Exercise description: Output the records exactly. Include every line.

Record excerpts:
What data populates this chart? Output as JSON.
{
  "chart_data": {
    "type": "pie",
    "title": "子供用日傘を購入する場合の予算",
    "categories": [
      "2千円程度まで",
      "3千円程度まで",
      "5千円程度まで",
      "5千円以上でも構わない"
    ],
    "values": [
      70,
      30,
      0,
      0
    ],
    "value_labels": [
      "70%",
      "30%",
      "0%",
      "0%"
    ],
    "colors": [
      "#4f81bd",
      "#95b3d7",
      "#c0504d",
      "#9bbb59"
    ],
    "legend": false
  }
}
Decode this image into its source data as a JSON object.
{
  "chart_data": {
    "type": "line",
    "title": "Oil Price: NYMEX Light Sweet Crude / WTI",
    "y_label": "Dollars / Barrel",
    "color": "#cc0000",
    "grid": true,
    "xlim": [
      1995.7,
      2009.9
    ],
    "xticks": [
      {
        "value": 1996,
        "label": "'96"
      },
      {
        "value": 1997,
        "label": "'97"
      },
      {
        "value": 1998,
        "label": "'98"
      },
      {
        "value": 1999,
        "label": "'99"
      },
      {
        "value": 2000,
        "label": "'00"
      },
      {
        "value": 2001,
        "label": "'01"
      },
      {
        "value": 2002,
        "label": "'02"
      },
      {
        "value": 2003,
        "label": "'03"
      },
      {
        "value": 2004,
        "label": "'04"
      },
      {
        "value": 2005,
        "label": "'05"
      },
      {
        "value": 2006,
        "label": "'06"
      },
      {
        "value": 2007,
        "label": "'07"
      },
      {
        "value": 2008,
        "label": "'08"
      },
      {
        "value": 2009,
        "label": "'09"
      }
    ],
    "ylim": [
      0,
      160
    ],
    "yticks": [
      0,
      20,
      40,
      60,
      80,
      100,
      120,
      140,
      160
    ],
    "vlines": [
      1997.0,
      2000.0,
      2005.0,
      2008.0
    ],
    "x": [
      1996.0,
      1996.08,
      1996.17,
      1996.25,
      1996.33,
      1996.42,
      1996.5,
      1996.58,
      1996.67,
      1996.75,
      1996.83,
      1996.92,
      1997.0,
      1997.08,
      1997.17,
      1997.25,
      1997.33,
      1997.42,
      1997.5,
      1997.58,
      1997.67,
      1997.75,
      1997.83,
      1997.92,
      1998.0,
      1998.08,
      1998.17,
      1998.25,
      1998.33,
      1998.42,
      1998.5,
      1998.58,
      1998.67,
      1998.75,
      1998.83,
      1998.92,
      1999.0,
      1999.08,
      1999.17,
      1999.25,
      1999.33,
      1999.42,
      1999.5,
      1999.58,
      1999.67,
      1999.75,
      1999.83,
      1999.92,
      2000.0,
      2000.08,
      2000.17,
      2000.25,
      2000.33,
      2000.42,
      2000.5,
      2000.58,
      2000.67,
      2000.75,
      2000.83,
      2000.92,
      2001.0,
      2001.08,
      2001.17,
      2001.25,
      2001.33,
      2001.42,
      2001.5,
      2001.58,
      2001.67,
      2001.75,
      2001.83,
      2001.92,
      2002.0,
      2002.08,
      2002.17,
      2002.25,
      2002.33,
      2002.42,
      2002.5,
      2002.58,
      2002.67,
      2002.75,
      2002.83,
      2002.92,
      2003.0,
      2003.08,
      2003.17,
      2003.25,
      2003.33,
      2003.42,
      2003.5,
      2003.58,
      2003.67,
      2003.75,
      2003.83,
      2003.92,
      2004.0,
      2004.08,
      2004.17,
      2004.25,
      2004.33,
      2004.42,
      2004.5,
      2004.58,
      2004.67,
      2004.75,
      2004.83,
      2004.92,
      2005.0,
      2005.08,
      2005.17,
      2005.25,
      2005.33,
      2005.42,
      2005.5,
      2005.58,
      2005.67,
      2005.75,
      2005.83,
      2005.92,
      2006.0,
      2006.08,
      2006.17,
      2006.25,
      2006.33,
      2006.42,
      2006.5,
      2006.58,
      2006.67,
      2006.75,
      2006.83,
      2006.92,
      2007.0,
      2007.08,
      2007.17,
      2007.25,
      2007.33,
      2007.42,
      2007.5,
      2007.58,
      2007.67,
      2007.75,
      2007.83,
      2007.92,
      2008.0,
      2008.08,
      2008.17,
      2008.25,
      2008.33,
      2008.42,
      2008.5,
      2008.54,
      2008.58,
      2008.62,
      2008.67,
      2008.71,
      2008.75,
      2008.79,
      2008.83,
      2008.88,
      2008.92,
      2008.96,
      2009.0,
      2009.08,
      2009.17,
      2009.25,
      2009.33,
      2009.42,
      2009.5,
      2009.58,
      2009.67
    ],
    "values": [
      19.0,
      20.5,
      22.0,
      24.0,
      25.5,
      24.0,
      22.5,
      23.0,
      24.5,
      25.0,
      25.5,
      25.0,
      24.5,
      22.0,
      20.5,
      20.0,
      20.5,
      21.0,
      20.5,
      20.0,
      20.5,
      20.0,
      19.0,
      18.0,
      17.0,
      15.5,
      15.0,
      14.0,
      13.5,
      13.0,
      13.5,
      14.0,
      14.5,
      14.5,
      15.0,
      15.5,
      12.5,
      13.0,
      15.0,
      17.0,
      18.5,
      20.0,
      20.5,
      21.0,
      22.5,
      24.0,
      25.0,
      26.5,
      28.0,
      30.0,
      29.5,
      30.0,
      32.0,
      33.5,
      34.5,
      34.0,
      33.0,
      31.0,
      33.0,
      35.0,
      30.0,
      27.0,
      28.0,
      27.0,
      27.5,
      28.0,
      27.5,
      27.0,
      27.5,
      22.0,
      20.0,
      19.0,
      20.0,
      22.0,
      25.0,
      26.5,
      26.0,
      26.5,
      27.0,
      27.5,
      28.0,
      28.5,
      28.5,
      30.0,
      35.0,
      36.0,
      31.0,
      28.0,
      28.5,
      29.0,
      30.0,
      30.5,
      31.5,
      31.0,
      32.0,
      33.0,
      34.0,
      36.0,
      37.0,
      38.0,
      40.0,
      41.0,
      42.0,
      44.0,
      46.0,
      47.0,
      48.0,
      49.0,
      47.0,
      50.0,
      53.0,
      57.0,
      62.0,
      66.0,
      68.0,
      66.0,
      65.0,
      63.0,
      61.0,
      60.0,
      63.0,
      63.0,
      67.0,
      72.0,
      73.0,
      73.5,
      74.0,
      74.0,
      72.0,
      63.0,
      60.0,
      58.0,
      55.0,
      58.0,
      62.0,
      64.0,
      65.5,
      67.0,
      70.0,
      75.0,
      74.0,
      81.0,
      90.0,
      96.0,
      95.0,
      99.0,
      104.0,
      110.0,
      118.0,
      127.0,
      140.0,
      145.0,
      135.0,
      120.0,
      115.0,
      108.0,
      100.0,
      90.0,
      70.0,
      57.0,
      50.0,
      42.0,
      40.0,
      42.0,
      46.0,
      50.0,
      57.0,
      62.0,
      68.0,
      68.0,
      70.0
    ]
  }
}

Response below:
What data populates this chart? Output as JSON.
{
  "chart_data": {
    "type": "pie",
    "title": "子供用日傘を購入する場合の予算",
    "categories": [
      "2千円程度まで",
      "3千円程度まで",
      "5千円程度まで",
      "5千円以上でも構わない"
    ],
    "values": [
      70,
      30,
      0,
      0
    ],
    "value_labels": [
      "70%",
      "30%",
      "0%",
      "0%"
    ],
    "colors": [
      "#4f81bd",
      "#95b3d7",
      "#c0504d",
      "#9bbb59"
    ],
    "legend": false
  }
}
Decode this image into its source data as a JSON object.
{
  "chart_data": {
    "type": "line",
    "title": "Oil Price: NYMEX Light Sweet Crude / WTI",
    "y_label": "Dollars / Barrel",
    "color": "#cc0000",
    "grid": true,
    "xlim": [
      1995.7,
      2009.9
    ],
    "xticks": [
      {
        "value": 1996,
        "label": "'96"
      },
      {
        "value": 1997,
        "label": "'97"
      },
      {
        "value": 1998,
        "label": "'98"
      },
      {
        "value": 1999,
        "label": "'99"
      },
      {
        "value": 2000,
        "label": "'00"
      },
      {
        "value": 2001,
        "label": "'01"
      },
      {
        "value": 2002,
        "label": "'02"
      },
      {
        "value": 2003,
        "label": "'03"
      },
      {
        "value": 2004,
        "label": "'04"
      },
      {
        "value": 2005,
        "label": "'05"
      },
      {
        "value": 2006,
        "label": "'06"
      },
      {
        "value": 2007,
        "label": "'07"
      },
      {
        "value": 2008,
        "label": "'08"
      },
      {
        "value": 2009,
        "label": "'09"
      }
    ],
    "ylim": [
      0,
      160
    ],
    "yticks": [
      0,
      20,
      40,
      60,
      80,
      100,
      120,
      140,
      160
    ],
    "vlines": [
      1997.0,
      2000.0,
      2005.0,
      2008.0
    ],
    "x": [
      1996.0,
      1996.08,
      1996.17,
      1996.25,
      1996.33,
      1996.42,
      1996.5,
      1996.58,
      1996.67,
      1996.75,
      1996.83,
      1996.92,
      1997.0,
      1997.08,
      1997.17,
      1997.25,
      1997.33,
      1997.42,
      1997.5,
      1997.58,
      1997.67,
      1997.75,
      1997.83,
      1997.92,
      1998.0,
      1998.08,
      1998.17,
      1998.25,
      1998.33,
      1998.42,
      1998.5,
      1998.58,
      1998.67,
      1998.75,
      1998.83,
      1998.92,
      1999.0,
      1999.08,
      1999.17,
      1999.25,
      1999.33,
      1999.42,
      1999.5,
      1999.58,
      1999.67,
      1999.75,
      1999.83,
      1999.92,
      2000.0,
      2000.08,
      2000.17,
      2000.25,
      2000.33,
      2000.42,
      2000.5,
      2000.58,
      2000.67,
      2000.75,
      2000.83,
      2000.92,
      2001.0,
      2001.08,
      2001.17,
      2001.25,
      2001.33,
      2001.42,
      2001.5,
      2001.58,
      2001.67,
      2001.75,
      2001.83,
      2001.92,
      2002.0,
      2002.08,
      2002.17,
      2002.25,
      2002.33,
      2002.42,
      2002.5,
      2002.58,
      2002.67,
      2002.75,
      2002.83,
      2002.92,
      2003.0,
      2003.08,
      2003.17,
      2003.25,
      2003.33,
      2003.42,
      2003.5,
      2003.58,
      2003.67,
      2003.75,
      2003.83,
      2003.92,
      2004.0,
      2004.08,
      2004.17,
      2004.25,
      2004.33,
      2004.42,
      2004.5,
      2004.58,
      2004.67,
      2004.75,
      2004.83,
      2004.92,
      2005.0,
      2005.08,
      2005.17,
      2005.25,
      2005.33,
      2005.42,
      2005.5,
      2005.58,
      2005.67,
      2005.75,
      2005.83,
      2005.92,
      2006.0,
      2006.08,
      2006.17,
      2006.25,
      2006.33,
      2006.42,
      2006.5,
      2006.58,
      2006.67,
      2006.75,
      2006.83,
      2006.92,
      2007.0,
      2007.08,
      2007.17,
      2007.25,
      2007.33,
      2007.42,
      2007.5,
      2007.58,
      2007.67,
      2007.75,
      2007.83,
      2007.92,
      2008.0,
      2008.08,
      2008.17,
      2008.25,
      2008.33,
      2008.42,
      2008.5,
      2008.54,
      2008.58,
      2008.62,
      2008.67,
      2008.71,
      2008.75,
      2008.79,
      2008.83,
      2008.88,
      2008.92,
      2008.96,
      2009.0,
      2009.08,
      2009.17,
      2009.25,
      2009.33,
      2009.42,
      2009.5,
      2009.58,
      2009.67
    ],
    "values": [
      19.0,
      20.5,
      22.0,
      24.0,
      25.5,
      24.0,
      22.5,
      23.0,
      24.5,
      25.0,
      25.5,
      25.0,
      24.5,
      22.0,
      20.5,
      20.0,
      20.5,
      21.0,
      20.5,
      20.0,
      20.5,
      20.0,
      19.0,
      18.0,
      17.0,
      15.5,
      15.0,
      14.0,
      13.5,
      13.0,
      13.5,
      14.0,
      14.5,
      14.5,
      15.0,
      15.5,
      12.5,
      13.0,
      15.0,
      17.0,
      18.5,
      20.0,
      20.5,
      21.0,
      22.5,
      24.0,
      25.0,
      26.5,
      28.0,
      30.0,
      29.5,
      30.0,
      32.0,
      33.5,
      34.5,
      34.0,
      33.0,
      31.0,
      33.0,
      35.0,
      30.0,
      27.0,
      28.0,
      27.0,
      27.5,
      28.0,
      27.5,
      27.0,
      27.5,
      22.0,
      20.0,
      19.0,
      20.0,
      22.0,
      25.0,
      26.5,
      26.0,
      26.5,
      27.0,
      27.5,
      28.0,
      28.5,
      28.5,
      30.0,
      35.0,
      36.0,
      31.0,
      28.0,
      28.5,
      29.0,
      30.0,
      30.5,
      31.5,
      31.0,
      32.0,
      33.0,
      34.0,
      36.0,
      37.0,
      38.0,
      40.0,
      41.0,
      42.0,
      44.0,
      46.0,
      47.0,
      48.0,
      49.0,
      47.0,
      50.0,
      53.0,
      57.0,
      62.0,
      66.0,
      68.0,
      66.0,
      65.0,
      63.0,
      61.0,
      60.0,
      63.0,
      63.0,
      67.0,
      72.0,
      73.0,
      73.5,
      74.0,
      74.0,
      72.0,
      63.0,
      60.0,
      58.0,
      55.0,
      58.0,
      62.0,
      64.0,
      65.5,
      67.0,
      70.0,
      75.0,
      74.0,
      81.0,
      90.0,
      96.0,
      95.0,
      99.0,
      104.0,
      110.0,
      118.0,
      127.0,
      140.0,
      145.0,
      135.0,
      120.0,
      115.0,
      108.0,
      100.0,
      90.0,
      70.0,
      57.0,
      50.0,
      42.0,
      40.0,
      42.0,
      46.0,
      50.0,
      57.0,
      62.0,
      68.0,
      68.0,
      70.0
    ]
  }
}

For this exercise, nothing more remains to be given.